Scan the records for the string "average"; copy each line where it occurs.

+++++

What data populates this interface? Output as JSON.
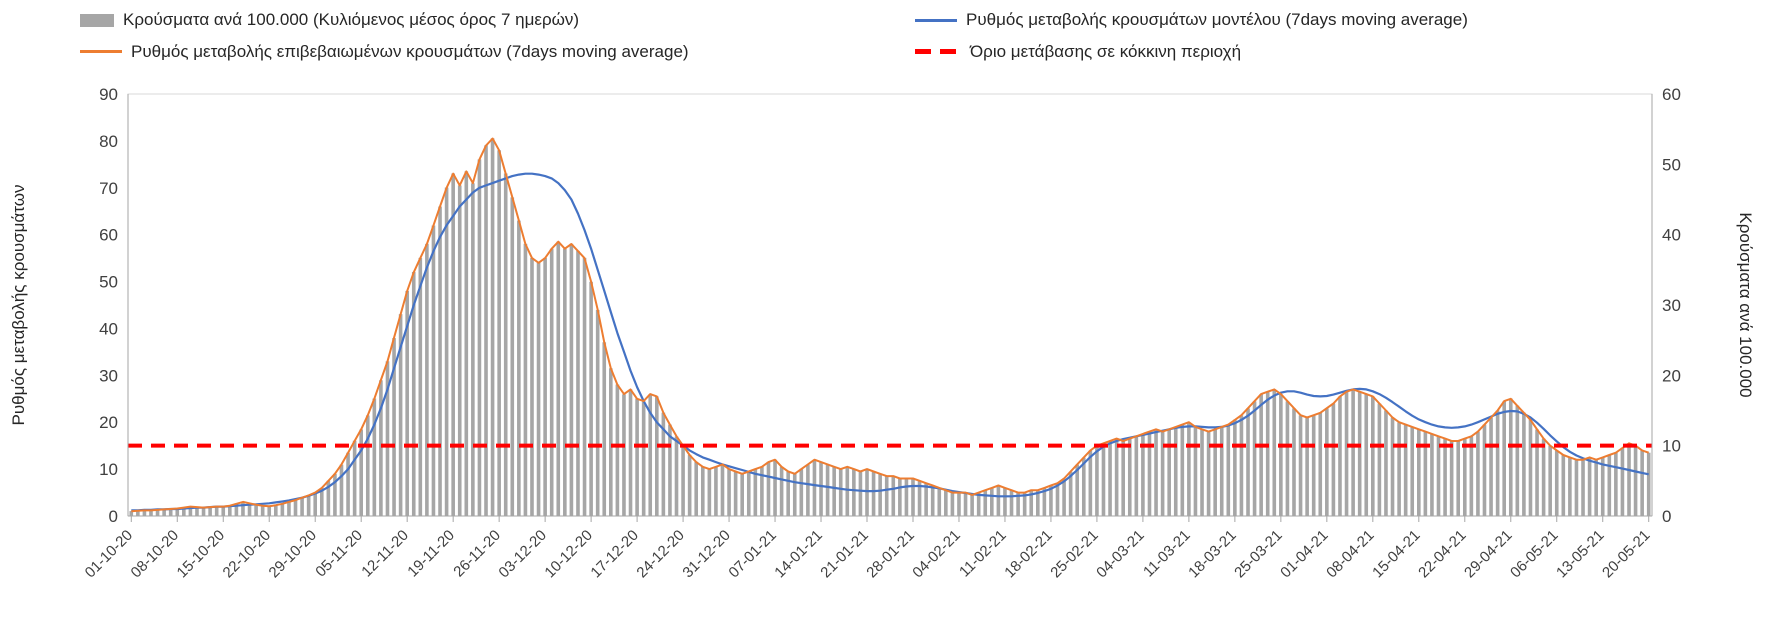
{
  "chart_data": {
    "type": "combo-bar-line",
    "title": "",
    "x_tick_labels": [
      "01-10-20",
      "08-10-20",
      "15-10-20",
      "22-10-20",
      "29-10-20",
      "05-11-20",
      "12-11-20",
      "19-11-20",
      "26-11-20",
      "03-12-20",
      "10-12-20",
      "17-12-20",
      "24-12-20",
      "31-12-20",
      "07-01-21",
      "14-01-21",
      "21-01-21",
      "28-01-21",
      "04-02-21",
      "11-02-21",
      "18-02-21",
      "25-02-21",
      "04-03-21",
      "11-03-21",
      "18-03-21",
      "25-03-21",
      "01-04-21",
      "08-04-21",
      "15-04-21",
      "22-04-21",
      "29-04-21",
      "06-05-21",
      "13-05-21",
      "20-05-21"
    ],
    "x_tick_every": 7,
    "x_daily_count": 232,
    "left_axis": {
      "label": "Ρυθμός μεταβολής κρουσμάτων",
      "min": 0,
      "max": 90,
      "step": 10,
      "ticks": [
        0,
        10,
        20,
        30,
        40,
        50,
        60,
        70,
        80,
        90
      ]
    },
    "right_axis": {
      "label": "Κρούσματα ανά 100.000",
      "min": 0,
      "max": 60,
      "step": 10,
      "ticks": [
        0,
        10,
        20,
        30,
        40,
        50,
        60
      ]
    },
    "threshold": {
      "label": "Όριο μετάβασης σε κόκκινη περιοχή",
      "value_left_axis": 15,
      "color": "#ff0000",
      "style": "dashed"
    },
    "series": [
      {
        "name": "Κρούσματα ανά 100.000 (Κυλιόμενος μέσος όρος 7 ημερών)",
        "type": "bar",
        "axis": "right",
        "color": "#a6a6a6",
        "values": [
          0.7,
          0.7,
          0.8,
          0.8,
          0.9,
          0.9,
          1.0,
          1.1,
          1.2,
          1.4,
          1.3,
          1.2,
          1.3,
          1.3,
          1.3,
          1.5,
          1.8,
          2.0,
          1.8,
          1.6,
          1.5,
          1.4,
          1.5,
          1.7,
          2.0,
          2.3,
          2.6,
          3.0,
          3.3,
          4.0,
          5.0,
          6.0,
          7.3,
          9.0,
          10.7,
          12.3,
          14.3,
          16.7,
          19.3,
          22.0,
          25.3,
          28.7,
          32.0,
          34.7,
          36.7,
          38.7,
          41.3,
          44.0,
          46.7,
          48.7,
          47.0,
          49.0,
          47.3,
          50.7,
          52.7,
          53.7,
          52.0,
          48.7,
          45.3,
          42.0,
          38.7,
          36.7,
          36.0,
          36.7,
          38.0,
          39.0,
          38.0,
          38.7,
          37.7,
          36.7,
          33.3,
          29.3,
          24.7,
          21.0,
          18.7,
          17.3,
          18.0,
          16.7,
          16.3,
          17.3,
          17.0,
          14.7,
          13.0,
          11.3,
          10.0,
          8.7,
          7.7,
          7.0,
          6.7,
          7.0,
          7.3,
          6.7,
          6.3,
          6.0,
          6.3,
          6.7,
          7.0,
          7.7,
          8.0,
          7.0,
          6.3,
          6.0,
          6.7,
          7.3,
          8.0,
          7.7,
          7.3,
          7.0,
          6.7,
          7.0,
          6.7,
          6.3,
          6.7,
          6.3,
          6.0,
          5.7,
          5.7,
          5.3,
          5.3,
          5.3,
          5.0,
          4.7,
          4.3,
          4.0,
          3.7,
          3.3,
          3.3,
          3.3,
          3.0,
          3.3,
          3.7,
          4.0,
          4.3,
          4.0,
          3.7,
          3.3,
          3.3,
          3.7,
          3.7,
          4.0,
          4.3,
          4.7,
          5.3,
          6.3,
          7.3,
          8.3,
          9.3,
          10.0,
          10.3,
          10.7,
          11.0,
          10.7,
          11.0,
          11.3,
          11.7,
          12.0,
          12.3,
          12.0,
          12.3,
          12.7,
          13.0,
          13.3,
          12.7,
          12.3,
          12.0,
          12.3,
          12.7,
          13.0,
          13.7,
          14.3,
          15.3,
          16.3,
          17.3,
          17.7,
          18.0,
          17.3,
          16.3,
          15.3,
          14.3,
          14.0,
          14.3,
          14.7,
          15.3,
          16.0,
          17.0,
          17.7,
          18.0,
          17.7,
          17.3,
          17.0,
          16.0,
          15.0,
          14.0,
          13.3,
          13.0,
          12.7,
          12.3,
          12.0,
          11.7,
          11.3,
          11.0,
          10.7,
          10.7,
          11.0,
          11.3,
          12.0,
          13.0,
          14.0,
          15.0,
          16.3,
          16.7,
          15.7,
          14.7,
          13.7,
          12.3,
          11.0,
          10.0,
          9.3,
          8.7,
          8.3,
          8.0,
          8.0,
          8.3,
          8.0,
          8.3,
          8.7,
          9.0,
          9.7,
          10.3,
          10.0,
          9.3,
          9.0
        ]
      },
      {
        "name": "Ρυθμός μεταβολής κρουσμάτων μοντέλου (7days moving average)",
        "type": "line",
        "axis": "left",
        "color": "#4472c4",
        "values": [
          1.2,
          1.2,
          1.3,
          1.3,
          1.4,
          1.4,
          1.5,
          1.5,
          1.6,
          1.7,
          1.8,
          1.8,
          1.9,
          2.0,
          2.0,
          2.1,
          2.2,
          2.3,
          2.4,
          2.5,
          2.6,
          2.7,
          2.9,
          3.1,
          3.3,
          3.6,
          3.9,
          4.3,
          4.8,
          5.4,
          6.2,
          7.2,
          8.5,
          10.0,
          12.0,
          14.0,
          16.5,
          19.5,
          23.0,
          27.0,
          31.5,
          36.0,
          40.5,
          45.0,
          49.0,
          53.0,
          56.5,
          59.5,
          62.0,
          64.0,
          66.0,
          67.5,
          69.0,
          70.0,
          70.5,
          71.0,
          71.5,
          72.0,
          72.5,
          72.8,
          73.0,
          73.0,
          72.8,
          72.5,
          72.0,
          71.0,
          69.5,
          67.5,
          64.5,
          61.0,
          57.0,
          52.5,
          48.0,
          43.5,
          39.0,
          35.0,
          31.0,
          27.5,
          24.5,
          22.0,
          20.0,
          18.5,
          17.0,
          16.0,
          15.0,
          14.0,
          13.2,
          12.5,
          12.0,
          11.5,
          11.0,
          10.6,
          10.2,
          9.8,
          9.4,
          9.0,
          8.7,
          8.4,
          8.1,
          7.8,
          7.5,
          7.2,
          7.0,
          6.8,
          6.6,
          6.4,
          6.2,
          6.0,
          5.8,
          5.6,
          5.5,
          5.4,
          5.3,
          5.3,
          5.4,
          5.6,
          5.8,
          6.1,
          6.3,
          6.4,
          6.4,
          6.3,
          6.1,
          5.9,
          5.6,
          5.3,
          5.1,
          4.9,
          4.7,
          4.5,
          4.4,
          4.3,
          4.2,
          4.2,
          4.2,
          4.3,
          4.4,
          4.6,
          4.9,
          5.3,
          5.8,
          6.5,
          7.4,
          8.5,
          9.8,
          11.2,
          12.6,
          13.8,
          14.8,
          15.5,
          16.0,
          16.4,
          16.7,
          17.0,
          17.3,
          17.6,
          17.9,
          18.2,
          18.5,
          18.8,
          19.0,
          19.1,
          19.1,
          19.0,
          18.9,
          18.9,
          19.0,
          19.3,
          19.8,
          20.5,
          21.4,
          22.5,
          23.7,
          24.8,
          25.7,
          26.3,
          26.6,
          26.6,
          26.3,
          25.9,
          25.6,
          25.5,
          25.6,
          25.9,
          26.3,
          26.7,
          27.0,
          27.1,
          27.0,
          26.6,
          26.0,
          25.2,
          24.3,
          23.3,
          22.3,
          21.4,
          20.6,
          20.0,
          19.5,
          19.1,
          18.9,
          18.8,
          18.9,
          19.1,
          19.5,
          20.0,
          20.6,
          21.2,
          21.8,
          22.2,
          22.4,
          22.3,
          21.8,
          21.0,
          19.9,
          18.6,
          17.2,
          15.9,
          14.7,
          13.7,
          12.9,
          12.3,
          11.8,
          11.4,
          11.0,
          10.7,
          10.4,
          10.1,
          9.8,
          9.5,
          9.2,
          8.9
        ]
      },
      {
        "name": "Ρυθμός μεταβολής επιβεβαιωμένων κρουσμάτων (7days moving average)",
        "type": "line",
        "axis": "left",
        "color": "#ed7d31",
        "values": [
          1.0,
          1.1,
          1.2,
          1.2,
          1.3,
          1.4,
          1.5,
          1.6,
          1.8,
          2.0,
          1.9,
          1.8,
          1.9,
          2.0,
          2.0,
          2.2,
          2.6,
          3.0,
          2.7,
          2.4,
          2.2,
          2.1,
          2.3,
          2.6,
          3.0,
          3.4,
          3.9,
          4.4,
          5.0,
          6.0,
          7.5,
          9.0,
          11.0,
          13.5,
          16.0,
          18.5,
          21.5,
          25.0,
          29.0,
          33.0,
          38.0,
          43.0,
          48.0,
          52.0,
          55.0,
          58.0,
          62.0,
          66.0,
          70.0,
          73.0,
          70.5,
          73.5,
          71.0,
          76.0,
          79.0,
          80.5,
          78.0,
          73.0,
          68.0,
          63.0,
          58.0,
          55.0,
          54.0,
          55.0,
          57.0,
          58.5,
          57.0,
          58.0,
          56.5,
          55.0,
          50.0,
          44.0,
          37.0,
          31.5,
          28.0,
          26.0,
          27.0,
          25.0,
          24.5,
          26.0,
          25.5,
          22.0,
          19.5,
          17.0,
          15.0,
          13.0,
          11.5,
          10.5,
          10.0,
          10.5,
          11.0,
          10.0,
          9.5,
          9.0,
          9.5,
          10.0,
          10.5,
          11.5,
          12.0,
          10.5,
          9.5,
          9.0,
          10.0,
          11.0,
          12.0,
          11.5,
          11.0,
          10.5,
          10.0,
          10.5,
          10.0,
          9.5,
          10.0,
          9.5,
          9.0,
          8.5,
          8.5,
          8.0,
          8.0,
          8.0,
          7.5,
          7.0,
          6.5,
          6.0,
          5.5,
          5.0,
          5.0,
          5.0,
          4.5,
          5.0,
          5.5,
          6.0,
          6.5,
          6.0,
          5.5,
          5.0,
          5.0,
          5.5,
          5.5,
          6.0,
          6.5,
          7.0,
          8.0,
          9.5,
          11.0,
          12.5,
          14.0,
          15.0,
          15.5,
          16.0,
          16.5,
          16.0,
          16.5,
          17.0,
          17.5,
          18.0,
          18.5,
          18.0,
          18.5,
          19.0,
          19.5,
          20.0,
          19.0,
          18.5,
          18.0,
          18.5,
          19.0,
          19.5,
          20.5,
          21.5,
          23.0,
          24.5,
          26.0,
          26.5,
          27.0,
          26.0,
          24.5,
          23.0,
          21.5,
          21.0,
          21.5,
          22.0,
          23.0,
          24.0,
          25.5,
          26.5,
          27.0,
          26.5,
          26.0,
          25.5,
          24.0,
          22.5,
          21.0,
          20.0,
          19.5,
          19.0,
          18.5,
          18.0,
          17.5,
          17.0,
          16.5,
          16.0,
          16.0,
          16.5,
          17.0,
          18.0,
          19.5,
          21.0,
          22.5,
          24.5,
          25.0,
          23.5,
          22.0,
          20.5,
          18.5,
          16.5,
          15.0,
          14.0,
          13.0,
          12.5,
          12.0,
          12.0,
          12.5,
          12.0,
          12.5,
          13.0,
          13.5,
          14.5,
          15.5,
          15.0,
          14.0,
          13.5
        ]
      }
    ]
  }
}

+++++

■ ANSWER TO THE EXERCISE
        "name": "Ρυθμός μεταβολής κρουσμάτων μοντέλου (7days moving average)",
        "name": "Ρυθμός μεταβολής επιβεβαιωμένων κρουσμάτων (7days moving average)",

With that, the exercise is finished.